# PROBLEM TO WORK ON
Present the following data again exactly as it is shown.

# EXERCISE INPUT
** Start **

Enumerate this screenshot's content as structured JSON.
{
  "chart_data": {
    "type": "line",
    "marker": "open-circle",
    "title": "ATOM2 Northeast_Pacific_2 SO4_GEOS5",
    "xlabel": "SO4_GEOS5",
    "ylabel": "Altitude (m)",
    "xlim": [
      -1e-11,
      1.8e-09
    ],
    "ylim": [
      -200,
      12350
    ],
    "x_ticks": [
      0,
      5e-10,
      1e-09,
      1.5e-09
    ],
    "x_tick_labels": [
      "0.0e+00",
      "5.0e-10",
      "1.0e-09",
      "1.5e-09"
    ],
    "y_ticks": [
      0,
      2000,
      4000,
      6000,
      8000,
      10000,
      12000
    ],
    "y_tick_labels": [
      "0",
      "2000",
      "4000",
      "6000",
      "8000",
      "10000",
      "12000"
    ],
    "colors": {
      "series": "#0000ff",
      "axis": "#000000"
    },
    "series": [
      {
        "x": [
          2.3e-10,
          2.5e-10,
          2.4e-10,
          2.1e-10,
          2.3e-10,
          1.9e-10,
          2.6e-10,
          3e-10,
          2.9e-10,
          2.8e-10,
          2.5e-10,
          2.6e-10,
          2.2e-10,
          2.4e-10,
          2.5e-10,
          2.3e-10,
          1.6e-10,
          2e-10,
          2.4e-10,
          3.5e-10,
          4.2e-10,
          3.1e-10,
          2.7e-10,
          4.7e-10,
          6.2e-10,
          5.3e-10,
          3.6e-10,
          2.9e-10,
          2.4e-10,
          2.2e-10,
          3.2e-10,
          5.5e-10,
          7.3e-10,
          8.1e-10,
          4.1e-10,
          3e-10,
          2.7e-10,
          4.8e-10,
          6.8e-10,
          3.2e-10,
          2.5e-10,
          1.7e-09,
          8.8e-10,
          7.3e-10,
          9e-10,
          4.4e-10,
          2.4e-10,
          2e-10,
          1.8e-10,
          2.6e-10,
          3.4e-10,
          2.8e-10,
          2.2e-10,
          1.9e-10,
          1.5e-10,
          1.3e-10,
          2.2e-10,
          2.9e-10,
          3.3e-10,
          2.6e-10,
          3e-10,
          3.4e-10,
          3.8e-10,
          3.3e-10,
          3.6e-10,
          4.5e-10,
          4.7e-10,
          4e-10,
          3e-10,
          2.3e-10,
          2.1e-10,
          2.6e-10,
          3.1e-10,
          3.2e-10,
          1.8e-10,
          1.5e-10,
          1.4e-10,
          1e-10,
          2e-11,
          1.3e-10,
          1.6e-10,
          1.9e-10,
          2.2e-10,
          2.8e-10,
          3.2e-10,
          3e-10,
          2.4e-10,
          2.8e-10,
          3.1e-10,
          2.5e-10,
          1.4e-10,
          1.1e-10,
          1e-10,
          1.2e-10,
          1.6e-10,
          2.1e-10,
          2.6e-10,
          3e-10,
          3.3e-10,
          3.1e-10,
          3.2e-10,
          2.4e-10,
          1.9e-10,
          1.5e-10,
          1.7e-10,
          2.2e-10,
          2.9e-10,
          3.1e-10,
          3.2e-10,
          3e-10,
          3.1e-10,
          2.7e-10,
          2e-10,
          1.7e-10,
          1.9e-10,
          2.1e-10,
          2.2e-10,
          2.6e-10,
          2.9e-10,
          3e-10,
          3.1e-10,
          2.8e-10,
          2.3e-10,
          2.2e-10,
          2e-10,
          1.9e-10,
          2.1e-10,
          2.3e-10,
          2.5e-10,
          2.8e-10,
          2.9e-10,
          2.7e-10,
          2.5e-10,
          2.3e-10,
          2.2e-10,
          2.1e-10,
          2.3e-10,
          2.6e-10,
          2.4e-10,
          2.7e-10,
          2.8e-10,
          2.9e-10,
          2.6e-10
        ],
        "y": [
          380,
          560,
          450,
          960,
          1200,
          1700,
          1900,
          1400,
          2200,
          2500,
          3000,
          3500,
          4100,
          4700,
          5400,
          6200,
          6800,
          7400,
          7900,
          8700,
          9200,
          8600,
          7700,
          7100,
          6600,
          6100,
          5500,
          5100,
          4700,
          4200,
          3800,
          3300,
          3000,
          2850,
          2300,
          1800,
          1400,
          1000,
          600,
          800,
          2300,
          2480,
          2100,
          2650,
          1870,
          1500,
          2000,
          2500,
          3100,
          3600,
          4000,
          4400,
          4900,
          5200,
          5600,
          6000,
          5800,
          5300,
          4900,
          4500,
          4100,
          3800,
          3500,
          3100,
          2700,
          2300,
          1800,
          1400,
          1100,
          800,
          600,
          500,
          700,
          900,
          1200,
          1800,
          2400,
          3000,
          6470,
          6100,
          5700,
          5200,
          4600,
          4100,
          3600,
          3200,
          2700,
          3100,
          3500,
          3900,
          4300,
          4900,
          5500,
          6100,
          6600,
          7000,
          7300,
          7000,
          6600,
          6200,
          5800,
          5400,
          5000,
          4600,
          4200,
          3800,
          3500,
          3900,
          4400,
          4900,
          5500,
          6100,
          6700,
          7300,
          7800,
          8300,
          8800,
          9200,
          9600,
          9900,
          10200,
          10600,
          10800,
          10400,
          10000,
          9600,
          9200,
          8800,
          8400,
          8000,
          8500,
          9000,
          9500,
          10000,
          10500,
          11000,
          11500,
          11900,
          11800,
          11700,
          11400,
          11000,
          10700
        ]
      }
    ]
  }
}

** End **

# RESULT OF THIS EXERCISE
Enumerate this screenshot's content as structured JSON.
{
  "chart_data": {
    "type": "line",
    "marker": "open-circle",
    "title": "ATOM2 Northeast_Pacific_2 SO4_GEOS5",
    "xlabel": "SO4_GEOS5",
    "ylabel": "Altitude (m)",
    "xlim": [
      -1e-11,
      1.8e-09
    ],
    "ylim": [
      -200,
      12350
    ],
    "x_ticks": [
      0,
      5e-10,
      1e-09,
      1.5e-09
    ],
    "x_tick_labels": [
      "0.0e+00",
      "5.0e-10",
      "1.0e-09",
      "1.5e-09"
    ],
    "y_ticks": [
      0,
      2000,
      4000,
      6000,
      8000,
      10000,
      12000
    ],
    "y_tick_labels": [
      "0",
      "2000",
      "4000",
      "6000",
      "8000",
      "10000",
      "12000"
    ],
    "colors": {
      "series": "#0000ff",
      "axis": "#000000"
    },
    "series": [
      {
        "x": [
          2.3e-10,
          2.5e-10,
          2.4e-10,
          2.1e-10,
          2.3e-10,
          1.9e-10,
          2.6e-10,
          3e-10,
          2.9e-10,
          2.8e-10,
          2.5e-10,
          2.6e-10,
          2.2e-10,
          2.4e-10,
          2.5e-10,
          2.3e-10,
          1.6e-10,
          2e-10,
          2.4e-10,
          3.5e-10,
          4.2e-10,
          3.1e-10,
          2.7e-10,
          4.7e-10,
          6.2e-10,
          5.3e-10,
          3.6e-10,
          2.9e-10,
          2.4e-10,
          2.2e-10,
          3.2e-10,
          5.5e-10,
          7.3e-10,
          8.1e-10,
          4.1e-10,
          3e-10,
          2.7e-10,
          4.8e-10,
          6.8e-10,
          3.2e-10,
          2.5e-10,
          1.7e-09,
          8.8e-10,
          7.3e-10,
          9e-10,
          4.4e-10,
          2.4e-10,
          2e-10,
          1.8e-10,
          2.6e-10,
          3.4e-10,
          2.8e-10,
          2.2e-10,
          1.9e-10,
          1.5e-10,
          1.3e-10,
          2.2e-10,
          2.9e-10,
          3.3e-10,
          2.6e-10,
          3e-10,
          3.4e-10,
          3.8e-10,
          3.3e-10,
          3.6e-10,
          4.5e-10,
          4.7e-10,
          4e-10,
          3e-10,
          2.3e-10,
          2.1e-10,
          2.6e-10,
          3.1e-10,
          3.2e-10,
          1.8e-10,
          1.5e-10,
          1.4e-10,
          1e-10,
          2e-11,
          1.3e-10,
          1.6e-10,
          1.9e-10,
          2.2e-10,
          2.8e-10,
          3.2e-10,
          3e-10,
          2.4e-10,
          2.8e-10,
          3.1e-10,
          2.5e-10,
          1.4e-10,
          1.1e-10,
          1e-10,
          1.2e-10,
          1.6e-10,
          2.1e-10,
          2.6e-10,
          3e-10,
          3.3e-10,
          3.1e-10,
          3.2e-10,
          2.4e-10,
          1.9e-10,
          1.5e-10,
          1.7e-10,
          2.2e-10,
          2.9e-10,
          3.1e-10,
          3.2e-10,
          3e-10,
          3.1e-10,
          2.7e-10,
          2e-10,
          1.7e-10,
          1.9e-10,
          2.1e-10,
          2.2e-10,
          2.6e-10,
          2.9e-10,
          3e-10,
          3.1e-10,
          2.8e-10,
          2.3e-10,
          2.2e-10,
          2e-10,
          1.9e-10,
          2.1e-10,
          2.3e-10,
          2.5e-10,
          2.8e-10,
          2.9e-10,
          2.7e-10,
          2.5e-10,
          2.3e-10,
          2.2e-10,
          2.1e-10,
          2.3e-10,
          2.6e-10,
          2.4e-10,
          2.7e-10,
          2.8e-10,
          2.9e-10,
          2.6e-10
        ],
        "y": [
          380,
          560,
          450,
          960,
          1200,
          1700,
          1900,
          1400,
          2200,
          2500,
          3000,
          3500,
          4100,
          4700,
          5400,
          6200,
          6800,
          7400,
          7900,
          8700,
          9200,
          8600,
          7700,
          7100,
          6600,
          6100,
          5500,
          5100,
          4700,
          4200,
          3800,
          3300,
          3000,
          2850,
          2300,
          1800,
          1400,
          1000,
          600,
          800,
          2300,
          2480,
          2100,
          2650,
          1870,
          1500,
          2000,
          2500,
          3100,
          3600,
          4000,
          4400,
          4900,
          5200,
          5600,
          6000,
          5800,
          5300,
          4900,
          4500,
          4100,
          3800,
          3500,
          3100,
          2700,
          2300,
          1800,
          1400,
          1100,
          800,
          600,
          500,
          700,
          900,
          1200,
          1800,
          2400,
          3000,
          6470,
          6100,
          5700,
          5200,
          4600,
          4100,
          3600,
          3200,
          2700,
          3100,
          3500,
          3900,
          4300,
          4900,
          5500,
          6100,
          6600,
          7000,
          7300,
          7000,
          6600,
          6200,
          5800,
          5400,
          5000,
          4600,
          4200,
          3800,
          3500,
          3900,
          4400,
          4900,
          5500,
          6100,
          6700,
          7300,
          7800,
          8300,
          8800,
          9200,
          9600,
          9900,
          10200,
          10600,
          10800,
          10400,
          10000,
          9600,
          9200,
          8800,
          8400,
          8000,
          8500,
          9000,
          9500,
          10000,
          10500,
          11000,
          11500,
          11900,
          11800,
          11700,
          11400,
          11000,
          10700
        ]
      }
    ]
  }
}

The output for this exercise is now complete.